WHAT YOU NEED TO DO:
Return the full material exactly.

DATA EXTRACT:
— begin —

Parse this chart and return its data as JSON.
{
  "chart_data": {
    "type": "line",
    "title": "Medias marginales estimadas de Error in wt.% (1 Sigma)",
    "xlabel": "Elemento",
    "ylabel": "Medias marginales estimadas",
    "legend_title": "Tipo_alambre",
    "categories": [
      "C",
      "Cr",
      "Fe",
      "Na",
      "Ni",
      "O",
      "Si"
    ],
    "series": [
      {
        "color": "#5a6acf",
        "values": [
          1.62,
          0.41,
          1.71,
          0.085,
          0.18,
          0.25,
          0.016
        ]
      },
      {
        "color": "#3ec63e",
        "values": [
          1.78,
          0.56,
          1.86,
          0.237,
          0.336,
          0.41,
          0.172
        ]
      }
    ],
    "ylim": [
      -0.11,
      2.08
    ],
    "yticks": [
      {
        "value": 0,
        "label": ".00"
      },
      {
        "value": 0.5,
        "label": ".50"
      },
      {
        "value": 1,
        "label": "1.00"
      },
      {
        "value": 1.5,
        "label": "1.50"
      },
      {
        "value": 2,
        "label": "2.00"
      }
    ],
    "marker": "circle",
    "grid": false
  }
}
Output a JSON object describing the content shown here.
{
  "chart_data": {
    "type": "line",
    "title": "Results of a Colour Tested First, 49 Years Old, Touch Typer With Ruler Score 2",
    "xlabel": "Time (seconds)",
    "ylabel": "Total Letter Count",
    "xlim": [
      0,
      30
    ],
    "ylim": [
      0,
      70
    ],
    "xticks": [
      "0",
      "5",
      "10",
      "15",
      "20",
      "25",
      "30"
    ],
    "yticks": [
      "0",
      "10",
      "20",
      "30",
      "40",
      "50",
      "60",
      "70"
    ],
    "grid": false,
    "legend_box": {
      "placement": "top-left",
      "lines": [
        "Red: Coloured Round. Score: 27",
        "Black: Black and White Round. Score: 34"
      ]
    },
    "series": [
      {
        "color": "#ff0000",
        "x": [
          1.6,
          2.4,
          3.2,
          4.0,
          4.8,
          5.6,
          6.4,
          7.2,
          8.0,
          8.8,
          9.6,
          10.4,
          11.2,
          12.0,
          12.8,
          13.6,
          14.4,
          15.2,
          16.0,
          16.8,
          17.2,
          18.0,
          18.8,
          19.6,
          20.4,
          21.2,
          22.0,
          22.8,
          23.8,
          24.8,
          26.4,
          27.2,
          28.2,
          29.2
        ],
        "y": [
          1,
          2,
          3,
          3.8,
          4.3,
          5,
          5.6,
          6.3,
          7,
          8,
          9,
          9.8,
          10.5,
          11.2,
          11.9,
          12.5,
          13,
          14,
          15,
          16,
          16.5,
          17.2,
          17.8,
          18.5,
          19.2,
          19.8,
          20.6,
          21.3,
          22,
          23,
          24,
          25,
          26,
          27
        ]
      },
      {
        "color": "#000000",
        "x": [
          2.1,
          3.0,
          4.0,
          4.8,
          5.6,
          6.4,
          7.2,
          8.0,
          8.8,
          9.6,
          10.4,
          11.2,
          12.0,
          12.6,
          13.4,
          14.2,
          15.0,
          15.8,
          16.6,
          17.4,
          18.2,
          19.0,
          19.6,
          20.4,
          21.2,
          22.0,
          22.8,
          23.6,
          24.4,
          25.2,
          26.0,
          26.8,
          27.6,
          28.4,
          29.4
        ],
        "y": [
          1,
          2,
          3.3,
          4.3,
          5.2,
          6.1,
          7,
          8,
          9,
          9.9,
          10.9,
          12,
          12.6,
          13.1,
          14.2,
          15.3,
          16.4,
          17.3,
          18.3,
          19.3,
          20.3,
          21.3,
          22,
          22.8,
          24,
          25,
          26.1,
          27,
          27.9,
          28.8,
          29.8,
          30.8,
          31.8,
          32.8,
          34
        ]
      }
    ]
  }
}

— end —

REPLY:
Parse this chart and return its data as JSON.
{
  "chart_data": {
    "type": "line",
    "title": "Medias marginales estimadas de Error in wt.% (1 Sigma)",
    "xlabel": "Elemento",
    "ylabel": "Medias marginales estimadas",
    "legend_title": "Tipo_alambre",
    "categories": [
      "C",
      "Cr",
      "Fe",
      "Na",
      "Ni",
      "O",
      "Si"
    ],
    "series": [
      {
        "color": "#5a6acf",
        "values": [
          1.62,
          0.41,
          1.71,
          0.085,
          0.18,
          0.25,
          0.016
        ]
      },
      {
        "color": "#3ec63e",
        "values": [
          1.78,
          0.56,
          1.86,
          0.237,
          0.336,
          0.41,
          0.172
        ]
      }
    ],
    "ylim": [
      -0.11,
      2.08
    ],
    "yticks": [
      {
        "value": 0,
        "label": ".00"
      },
      {
        "value": 0.5,
        "label": ".50"
      },
      {
        "value": 1,
        "label": "1.00"
      },
      {
        "value": 1.5,
        "label": "1.50"
      },
      {
        "value": 2,
        "label": "2.00"
      }
    ],
    "marker": "circle",
    "grid": false
  }
}
Output a JSON object describing the content shown here.
{
  "chart_data": {
    "type": "line",
    "title": "Results of a Colour Tested First, 49 Years Old, Touch Typer With Ruler Score 2",
    "xlabel": "Time (seconds)",
    "ylabel": "Total Letter Count",
    "xlim": [
      0,
      30
    ],
    "ylim": [
      0,
      70
    ],
    "xticks": [
      "0",
      "5",
      "10",
      "15",
      "20",
      "25",
      "30"
    ],
    "yticks": [
      "0",
      "10",
      "20",
      "30",
      "40",
      "50",
      "60",
      "70"
    ],
    "grid": false,
    "legend_box": {
      "placement": "top-left",
      "lines": [
        "Red: Coloured Round. Score: 27",
        "Black: Black and White Round. Score: 34"
      ]
    },
    "series": [
      {
        "color": "#ff0000",
        "x": [
          1.6,
          2.4,
          3.2,
          4.0,
          4.8,
          5.6,
          6.4,
          7.2,
          8.0,
          8.8,
          9.6,
          10.4,
          11.2,
          12.0,
          12.8,
          13.6,
          14.4,
          15.2,
          16.0,
          16.8,
          17.2,
          18.0,
          18.8,
          19.6,
          20.4,
          21.2,
          22.0,
          22.8,
          23.8,
          24.8,
          26.4,
          27.2,
          28.2,
          29.2
        ],
        "y": [
          1,
          2,
          3,
          3.8,
          4.3,
          5,
          5.6,
          6.3,
          7,
          8,
          9,
          9.8,
          10.5,
          11.2,
          11.9,
          12.5,
          13,
          14,
          15,
          16,
          16.5,
          17.2,
          17.8,
          18.5,
          19.2,
          19.8,
          20.6,
          21.3,
          22,
          23,
          24,
          25,
          26,
          27
        ]
      },
      {
        "color": "#000000",
        "x": [
          2.1,
          3.0,
          4.0,
          4.8,
          5.6,
          6.4,
          7.2,
          8.0,
          8.8,
          9.6,
          10.4,
          11.2,
          12.0,
          12.6,
          13.4,
          14.2,
          15.0,
          15.8,
          16.6,
          17.4,
          18.2,
          19.0,
          19.6,
          20.4,
          21.2,
          22.0,
          22.8,
          23.6,
          24.4,
          25.2,
          26.0,
          26.8,
          27.6,
          28.4,
          29.4
        ],
        "y": [
          1,
          2,
          3.3,
          4.3,
          5.2,
          6.1,
          7,
          8,
          9,
          9.9,
          10.9,
          12,
          12.6,
          13.1,
          14.2,
          15.3,
          16.4,
          17.3,
          18.3,
          19.3,
          20.3,
          21.3,
          22,
          22.8,
          24,
          25,
          26.1,
          27,
          27.9,
          28.8,
          29.8,
          30.8,
          31.8,
          32.8,
          34
        ]
      }
    ]
  }
}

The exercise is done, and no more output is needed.